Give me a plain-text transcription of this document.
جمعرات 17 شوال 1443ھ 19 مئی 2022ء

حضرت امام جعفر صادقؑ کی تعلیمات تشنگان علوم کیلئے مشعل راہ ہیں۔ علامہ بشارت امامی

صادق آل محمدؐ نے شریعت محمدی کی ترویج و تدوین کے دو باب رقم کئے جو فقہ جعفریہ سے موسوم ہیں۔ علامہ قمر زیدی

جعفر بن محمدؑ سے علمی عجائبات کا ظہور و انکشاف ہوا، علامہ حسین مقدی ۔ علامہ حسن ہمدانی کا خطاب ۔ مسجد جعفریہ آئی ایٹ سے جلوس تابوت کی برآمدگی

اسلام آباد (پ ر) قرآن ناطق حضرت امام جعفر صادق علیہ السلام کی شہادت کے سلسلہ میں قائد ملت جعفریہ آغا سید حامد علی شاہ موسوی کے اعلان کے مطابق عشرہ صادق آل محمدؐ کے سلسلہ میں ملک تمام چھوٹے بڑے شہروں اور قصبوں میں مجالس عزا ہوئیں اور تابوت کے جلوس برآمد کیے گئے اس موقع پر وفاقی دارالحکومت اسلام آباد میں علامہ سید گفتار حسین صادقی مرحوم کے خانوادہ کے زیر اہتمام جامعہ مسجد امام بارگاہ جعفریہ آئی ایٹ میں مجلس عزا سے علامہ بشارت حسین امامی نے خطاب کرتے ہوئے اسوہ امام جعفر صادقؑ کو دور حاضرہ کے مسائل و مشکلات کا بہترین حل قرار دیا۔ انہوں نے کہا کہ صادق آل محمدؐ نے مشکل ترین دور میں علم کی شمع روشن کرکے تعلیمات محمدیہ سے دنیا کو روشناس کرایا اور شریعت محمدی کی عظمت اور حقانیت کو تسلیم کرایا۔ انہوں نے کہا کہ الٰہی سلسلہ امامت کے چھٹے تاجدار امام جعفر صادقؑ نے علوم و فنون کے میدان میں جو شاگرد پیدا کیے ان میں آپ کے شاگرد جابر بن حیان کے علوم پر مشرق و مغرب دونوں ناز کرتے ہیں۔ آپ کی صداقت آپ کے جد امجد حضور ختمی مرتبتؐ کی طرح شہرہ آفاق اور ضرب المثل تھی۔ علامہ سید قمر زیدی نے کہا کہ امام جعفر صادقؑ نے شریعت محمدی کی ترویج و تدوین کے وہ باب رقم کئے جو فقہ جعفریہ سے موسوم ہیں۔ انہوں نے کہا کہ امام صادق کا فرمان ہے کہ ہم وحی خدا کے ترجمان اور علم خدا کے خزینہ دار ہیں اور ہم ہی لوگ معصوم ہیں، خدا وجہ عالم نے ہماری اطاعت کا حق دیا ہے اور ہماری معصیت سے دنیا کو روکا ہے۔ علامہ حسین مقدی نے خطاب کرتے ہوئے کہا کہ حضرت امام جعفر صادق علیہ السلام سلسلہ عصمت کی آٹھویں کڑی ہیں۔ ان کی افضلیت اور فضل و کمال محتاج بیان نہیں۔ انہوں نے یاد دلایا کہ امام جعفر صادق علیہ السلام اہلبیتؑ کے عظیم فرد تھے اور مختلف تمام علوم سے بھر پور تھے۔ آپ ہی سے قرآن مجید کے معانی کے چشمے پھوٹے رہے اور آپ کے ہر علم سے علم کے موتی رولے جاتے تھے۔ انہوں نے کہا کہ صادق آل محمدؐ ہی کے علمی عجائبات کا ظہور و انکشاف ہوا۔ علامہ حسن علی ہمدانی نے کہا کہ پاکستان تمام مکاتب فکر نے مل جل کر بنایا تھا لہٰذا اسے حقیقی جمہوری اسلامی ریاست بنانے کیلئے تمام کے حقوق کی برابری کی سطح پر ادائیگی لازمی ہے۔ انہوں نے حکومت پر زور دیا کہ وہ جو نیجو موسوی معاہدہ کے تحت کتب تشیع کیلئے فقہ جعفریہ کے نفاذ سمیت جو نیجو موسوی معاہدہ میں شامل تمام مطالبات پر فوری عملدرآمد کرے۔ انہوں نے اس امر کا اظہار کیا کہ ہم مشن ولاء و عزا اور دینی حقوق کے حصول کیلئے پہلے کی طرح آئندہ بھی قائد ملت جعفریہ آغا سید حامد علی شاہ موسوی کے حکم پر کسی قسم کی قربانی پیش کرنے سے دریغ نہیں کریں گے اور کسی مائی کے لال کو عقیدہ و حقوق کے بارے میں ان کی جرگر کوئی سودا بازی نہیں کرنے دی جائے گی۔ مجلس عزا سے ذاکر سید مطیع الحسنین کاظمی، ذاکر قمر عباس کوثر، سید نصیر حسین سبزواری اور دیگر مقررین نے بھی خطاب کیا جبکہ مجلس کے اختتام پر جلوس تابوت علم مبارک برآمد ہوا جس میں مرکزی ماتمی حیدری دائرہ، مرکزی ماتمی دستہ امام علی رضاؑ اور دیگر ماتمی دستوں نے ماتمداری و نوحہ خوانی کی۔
------------------------------
Problem to work on -
Extract the complete data, matching each line exactly.

The answer -
Give me a plain-text transcription of this document.
جمعرات 17 شوال 1443ھ 19 مئی 2022ء

حضرت امام جعفر صادقؑ کی تعلیمات تشنگان علوم کیلئے مشعل راہ ہیں۔ علامہ بشارت امامی

صادق آل محمدؐ نے شریعت محمدی کی ترویج و تدوین کے دو باب رقم کئے جو فقہ جعفریہ سے موسوم ہیں۔ علامہ قمر زیدی

جعفر بن محمدؑ سے علمی عجائبات کا ظہور و انکشاف ہوا، علامہ حسین مقدی ۔ علامہ حسن ہمدانی کا خطاب ۔ مسجد جعفریہ آئی ایٹ سے جلوس تابوت کی برآمدگی

اسلام آباد (پ ر) قرآن ناطق حضرت امام جعفر صادق علیہ السلام کی شہادت کے سلسلہ میں قائد ملت جعفریہ آغا سید حامد علی شاہ موسوی کے اعلان کے مطابق عشرہ صادق آل محمدؐ کے سلسلہ میں ملک تمام چھوٹے بڑے شہروں اور قصبوں میں مجالس عزا ہوئیں اور تابوت کے جلوس برآمد کیے گئے اس موقع پر وفاقی دارالحکومت اسلام آباد میں علامہ سید گفتار حسین صادقی مرحوم کے خانوادہ کے زیر اہتمام جامعہ مسجد امام بارگاہ جعفریہ آئی ایٹ میں مجلس عزا سے علامہ بشارت حسین امامی نے خطاب کرتے ہوئے اسوہ امام جعفر صادقؑ کو دور حاضرہ کے مسائل و مشکلات کا بہترین حل قرار دیا۔ انہوں نے کہا کہ صادق آل محمدؐ نے مشکل ترین دور میں علم کی شمع روشن کرکے تعلیمات محمدیہ سے دنیا کو روشناس کرایا اور شریعت محمدی کی عظمت اور حقانیت کو تسلیم کرایا۔ انہوں نے کہا کہ الٰہی سلسلہ امامت کے چھٹے تاجدار امام جعفر صادقؑ نے علوم و فنون کے میدان میں جو شاگرد پیدا کیے ان میں آپ کے شاگرد جابر بن حیان کے علوم پر مشرق و مغرب دونوں ناز کرتے ہیں۔ آپ کی صداقت آپ کے جد امجد حضور ختمی مرتبتؐ کی طرح شہرہ آفاق اور ضرب المثل تھی۔ علامہ سید قمر زیدی نے کہا کہ امام جعفر صادقؑ نے شریعت محمدی کی ترویج و تدوین کے وہ باب رقم کئے جو فقہ جعفریہ سے موسوم ہیں۔ انہوں نے کہا کہ امام صادق کا فرمان ہے کہ ہم وحی خدا کے ترجمان اور علم خدا کے خزینہ دار ہیں اور ہم ہی لوگ معصوم ہیں، خدا وجہ عالم نے ہماری اطاعت کا حق دیا ہے اور ہماری معصیت سے دنیا کو روکا ہے۔ علامہ حسین مقدی نے خطاب کرتے ہوئے کہا کہ حضرت امام جعفر صادق علیہ السلام سلسلہ عصمت کی آٹھویں کڑی ہیں۔ ان کی افضلیت اور فضل و کمال محتاج بیان نہیں۔ انہوں نے یاد دلایا کہ امام جعفر صادق علیہ السلام اہلبیتؑ کے عظیم فرد تھے اور مختلف تمام علوم سے بھر پور تھے۔ آپ ہی سے قرآن مجید کے معانی کے چشمے پھوٹے رہے اور آپ کے ہر علم سے علم کے موتی رولے جاتے تھے۔ انہوں نے کہا کہ صادق آل محمدؐ ہی کے علمی عجائبات کا ظہور و انکشاف ہوا۔ علامہ حسن علی ہمدانی نے کہا کہ پاکستان تمام مکاتب فکر نے مل جل کر بنایا تھا لہٰذا اسے حقیقی جمہوری اسلامی ریاست بنانے کیلئے تمام کے حقوق کی برابری کی سطح پر ادائیگی لازمی ہے۔ انہوں نے حکومت پر زور دیا کہ وہ جو نیجو موسوی معاہدہ کے تحت کتب تشیع کیلئے فقہ جعفریہ کے نفاذ سمیت جو نیجو موسوی معاہدہ میں شامل تمام مطالبات پر فوری عملدرآمد کرے۔ انہوں نے اس امر کا اظہار کیا کہ ہم مشن ولاء و عزا اور دینی حقوق کے حصول کیلئے پہلے کی طرح آئندہ بھی قائد ملت جعفریہ آغا سید حامد علی شاہ موسوی کے حکم پر کسی قسم کی قربانی پیش کرنے سے دریغ نہیں کریں گے اور کسی مائی کے لال کو عقیدہ و حقوق کے بارے میں ان کی جرگر کوئی سودا بازی نہیں کرنے دی جائے گی۔ مجلس عزا سے ذاکر سید مطیع الحسنین کاظمی، ذاکر قمر عباس کوثر، سید نصیر حسین سبزواری اور دیگر مقررین نے بھی خطاب کیا جبکہ مجلس کے اختتام پر جلوس تابوت علم مبارک برآمد ہوا جس میں مرکزی ماتمی حیدری دائرہ، مرکزی ماتمی دستہ امام علی رضاؑ اور دیگر ماتمی دستوں نے ماتمداری و نوحہ خوانی کی۔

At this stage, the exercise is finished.